### CHALLENGE:
Transcribe the material verbatim in full; the pictures do not belong in the copy.
>> BEGIN DATA LINES
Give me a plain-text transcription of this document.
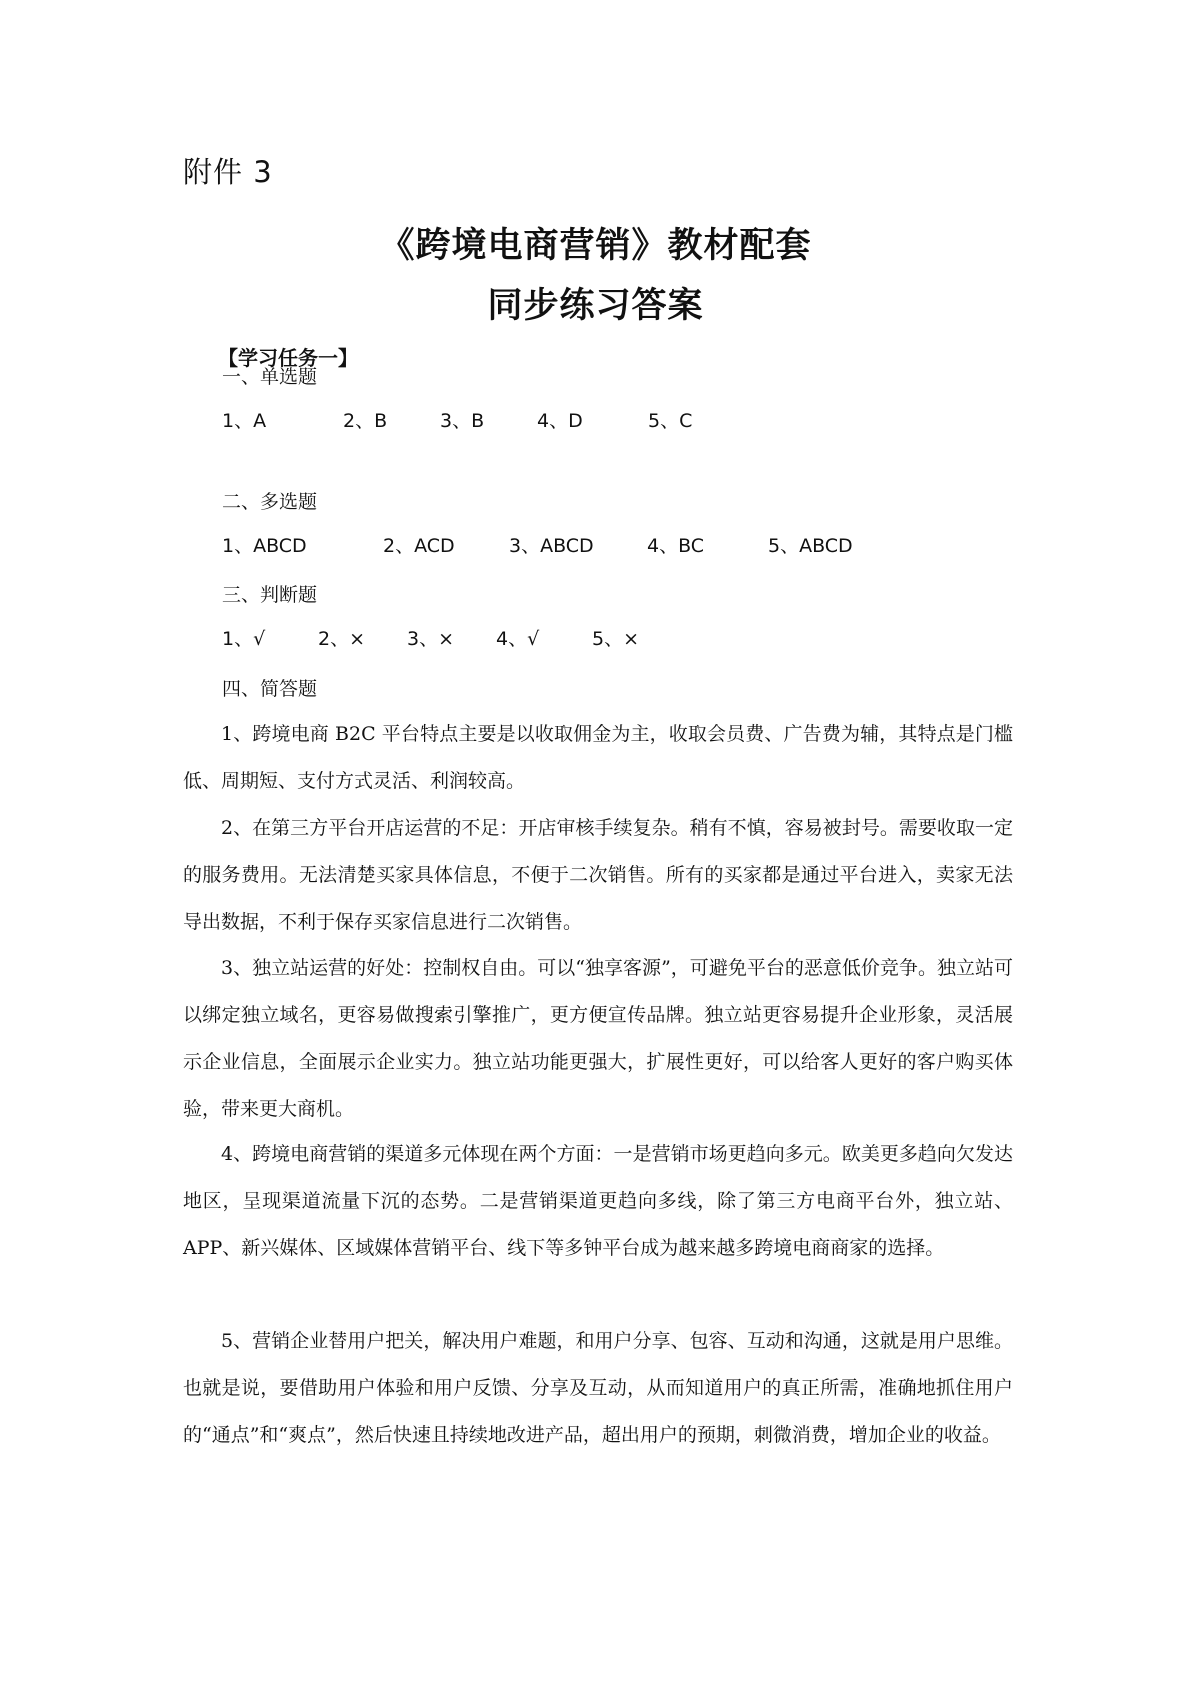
附件 3

《跨境电商营销》教材配套
同步练习答案

【学习任务一】

一、单选题

1、A	2、B	3、B	4、D	5、C

二、多选题

1、ABCD	2、ACD	3、ABCD	4、BC	5、ABCD

三、判断题

1、√	2、× 3、× 4、√	5、×

四、简答题

1、跨境电商 B2C 平台特点主要是以收取佣金为主，收取会员费、广告费为辅，其特点是门槛低、周期短、支付方式灵活、利润较高。

2、在第三方平台开店运营的不足：开店审核手续复杂。稍有不慎，容易被封号。需要收取一定的服务费用。无法清楚买家具体信息，不便于二次销售。所有的买家都是通过平台进入，卖家无法导出数据，不利于保存买家信息进行二次销售。

3、独立站运营的好处：控制权自由。可以“独享客源”，可避免平台的恶意低价竞争。独立站可以绑定独立域名，更容易做搜索引擎推广，更方便宣传品牌。独立站更容易提升企业形象，灵活展示企业信息，全面展示企业实力。独立站功能更强大，扩展性更好，可以给客人更好的客户购买体验，带来更大商机。

4、跨境电商营销的渠道多元体现在两个方面：一是营销市场更趋向多元。欧美更多趋向欠发达地区，呈现渠道流量下沉的态势。二是营销渠道更趋向多线，除了第三方电商平台外，独立站、APP、新兴媒体、区域媒体营销平台、线下等多钟平台成为越来越多跨境电商商家的选择。

5、营销企业替用户把关，解决用户难题，和用户分享、包容、互动和沟通，这就是用户思维。也就是说，要借助用户体验和用户反馈、分享及互动，从而知道用户的真正所需，准确地抓住用户的“通点”和“爽点”，然后快速且持续地改进产品，超出用户的预期，刺微消费，增加企业的收益。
>> END DATA LINES
### SOLUTION TO THE PROBLEM:
Give me a plain-text transcription of this document.
附件 3

《跨境电商营销》教材配套
同步练习答案

【学习任务一】

一、单选题

1、A	2、B	3、B	4、D	5、C

二、多选题

1、ABCD	2、ACD	3、ABCD	4、BC	5、ABCD

三、判断题

1、√	2、× 3、× 4、√	5、×

四、简答题

1、跨境电商 B2C 平台特点主要是以收取佣金为主，收取会员费、广告费为辅，其特点是门槛低、周期短、支付方式灵活、利润较高。

2、在第三方平台开店运营的不足：开店审核手续复杂。稍有不慎，容易被封号。需要收取一定的服务费用。无法清楚买家具体信息，不便于二次销售。所有的买家都是通过平台进入，卖家无法导出数据，不利于保存买家信息进行二次销售。

3、独立站运营的好处：控制权自由。可以“独享客源”，可避免平台的恶意低价竞争。独立站可以绑定独立域名，更容易做搜索引擎推广，更方便宣传品牌。独立站更容易提升企业形象，灵活展示企业信息，全面展示企业实力。独立站功能更强大，扩展性更好，可以给客人更好的客户购买体验，带来更大商机。

4、跨境电商营销的渠道多元体现在两个方面：一是营销市场更趋向多元。欧美更多趋向欠发达地区，呈现渠道流量下沉的态势。二是营销渠道更趋向多线，除了第三方电商平台外，独立站、APP、新兴媒体、区域媒体营销平台、线下等多钟平台成为越来越多跨境电商商家的选择。

5、营销企业替用户把关，解决用户难题，和用户分享、包容、互动和沟通，这就是用户思维。也就是说，要借助用户体验和用户反馈、分享及互动，从而知道用户的真正所需，准确地抓住用户的“通点”和“爽点”，然后快速且持续地改进产品，超出用户的预期，刺微消费，增加企业的收益。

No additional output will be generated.